**WRITTEN PROBLEM:**
What is the number of lines in these entries that include "title"? Write that number and no other text.

**EXCERPTED DATA:**

= = = =

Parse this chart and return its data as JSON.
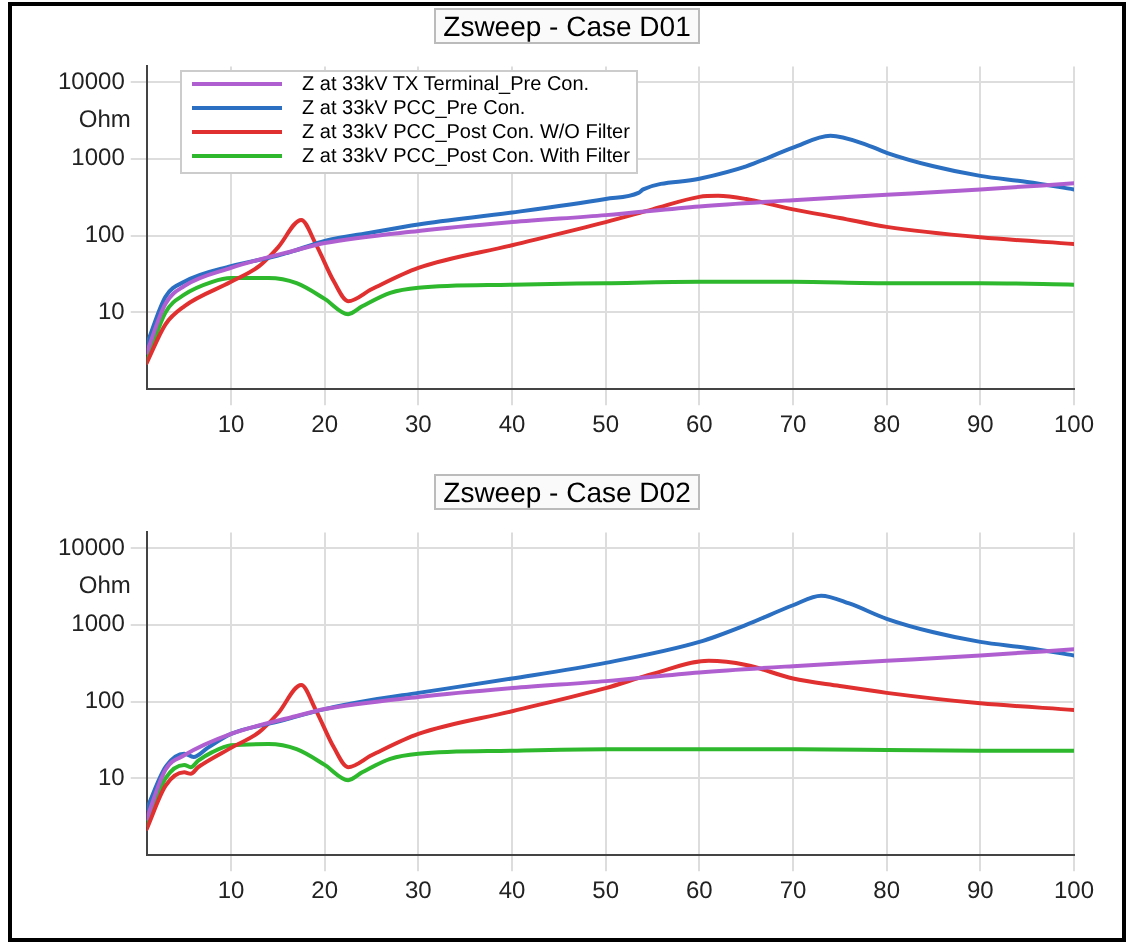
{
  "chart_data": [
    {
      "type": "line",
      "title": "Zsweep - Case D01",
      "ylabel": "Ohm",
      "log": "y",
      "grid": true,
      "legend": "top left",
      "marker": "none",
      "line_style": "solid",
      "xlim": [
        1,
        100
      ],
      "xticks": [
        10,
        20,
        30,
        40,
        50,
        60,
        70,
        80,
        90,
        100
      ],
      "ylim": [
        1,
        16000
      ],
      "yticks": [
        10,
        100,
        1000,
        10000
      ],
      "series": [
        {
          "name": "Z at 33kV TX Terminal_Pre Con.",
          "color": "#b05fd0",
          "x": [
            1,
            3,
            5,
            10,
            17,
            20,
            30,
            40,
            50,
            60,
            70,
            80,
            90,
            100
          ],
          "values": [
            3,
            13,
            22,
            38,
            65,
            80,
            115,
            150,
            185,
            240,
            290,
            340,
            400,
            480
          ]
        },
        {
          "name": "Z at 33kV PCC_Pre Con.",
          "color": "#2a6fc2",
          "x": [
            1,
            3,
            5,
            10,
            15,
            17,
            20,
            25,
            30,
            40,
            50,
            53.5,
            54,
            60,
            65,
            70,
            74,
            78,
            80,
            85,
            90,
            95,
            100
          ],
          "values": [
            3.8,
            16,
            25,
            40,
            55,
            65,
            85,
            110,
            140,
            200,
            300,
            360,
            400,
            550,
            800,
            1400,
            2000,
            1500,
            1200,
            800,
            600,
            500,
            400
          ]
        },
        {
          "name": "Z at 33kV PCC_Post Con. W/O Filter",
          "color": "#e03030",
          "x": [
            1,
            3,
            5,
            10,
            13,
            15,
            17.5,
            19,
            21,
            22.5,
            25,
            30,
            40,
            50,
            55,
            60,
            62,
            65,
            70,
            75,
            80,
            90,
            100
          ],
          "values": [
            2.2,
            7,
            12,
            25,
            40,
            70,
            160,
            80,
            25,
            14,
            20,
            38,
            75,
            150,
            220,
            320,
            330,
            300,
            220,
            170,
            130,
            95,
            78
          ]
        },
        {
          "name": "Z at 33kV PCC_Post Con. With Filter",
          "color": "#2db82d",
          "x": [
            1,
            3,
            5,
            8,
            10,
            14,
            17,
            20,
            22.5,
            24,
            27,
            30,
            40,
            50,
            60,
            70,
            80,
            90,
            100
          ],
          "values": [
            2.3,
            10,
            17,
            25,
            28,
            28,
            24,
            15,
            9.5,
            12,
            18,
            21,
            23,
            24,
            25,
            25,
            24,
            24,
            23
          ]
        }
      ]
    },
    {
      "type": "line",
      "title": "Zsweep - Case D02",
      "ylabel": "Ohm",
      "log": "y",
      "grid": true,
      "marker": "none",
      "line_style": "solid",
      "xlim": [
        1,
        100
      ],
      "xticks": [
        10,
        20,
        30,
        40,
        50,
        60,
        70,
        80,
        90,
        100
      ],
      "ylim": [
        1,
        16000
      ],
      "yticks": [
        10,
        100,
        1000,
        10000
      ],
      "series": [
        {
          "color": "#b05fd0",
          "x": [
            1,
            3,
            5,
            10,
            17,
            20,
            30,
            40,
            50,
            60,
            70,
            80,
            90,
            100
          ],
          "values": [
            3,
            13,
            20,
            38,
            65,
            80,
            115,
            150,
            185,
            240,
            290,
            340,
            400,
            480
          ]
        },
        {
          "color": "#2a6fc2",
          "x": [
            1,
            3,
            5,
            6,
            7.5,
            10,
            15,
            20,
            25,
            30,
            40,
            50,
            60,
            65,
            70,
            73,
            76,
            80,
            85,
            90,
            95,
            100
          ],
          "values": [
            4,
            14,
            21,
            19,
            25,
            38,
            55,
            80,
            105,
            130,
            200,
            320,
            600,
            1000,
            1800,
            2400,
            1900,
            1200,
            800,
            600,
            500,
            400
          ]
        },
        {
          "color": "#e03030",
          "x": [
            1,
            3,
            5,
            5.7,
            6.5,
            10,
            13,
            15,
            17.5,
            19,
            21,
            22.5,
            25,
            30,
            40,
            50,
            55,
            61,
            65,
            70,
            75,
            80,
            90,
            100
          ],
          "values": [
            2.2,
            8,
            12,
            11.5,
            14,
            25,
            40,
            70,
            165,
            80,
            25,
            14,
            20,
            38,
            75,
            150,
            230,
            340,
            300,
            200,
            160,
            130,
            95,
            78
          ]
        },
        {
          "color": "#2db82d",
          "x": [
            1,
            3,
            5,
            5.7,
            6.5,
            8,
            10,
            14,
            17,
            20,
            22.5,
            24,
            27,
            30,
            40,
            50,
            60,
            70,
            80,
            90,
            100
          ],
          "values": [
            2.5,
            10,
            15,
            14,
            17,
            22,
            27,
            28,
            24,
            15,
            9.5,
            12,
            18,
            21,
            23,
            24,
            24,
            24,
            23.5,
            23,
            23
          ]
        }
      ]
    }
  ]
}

= = = =

**SOLUTION TO THE EXERCISE:**
2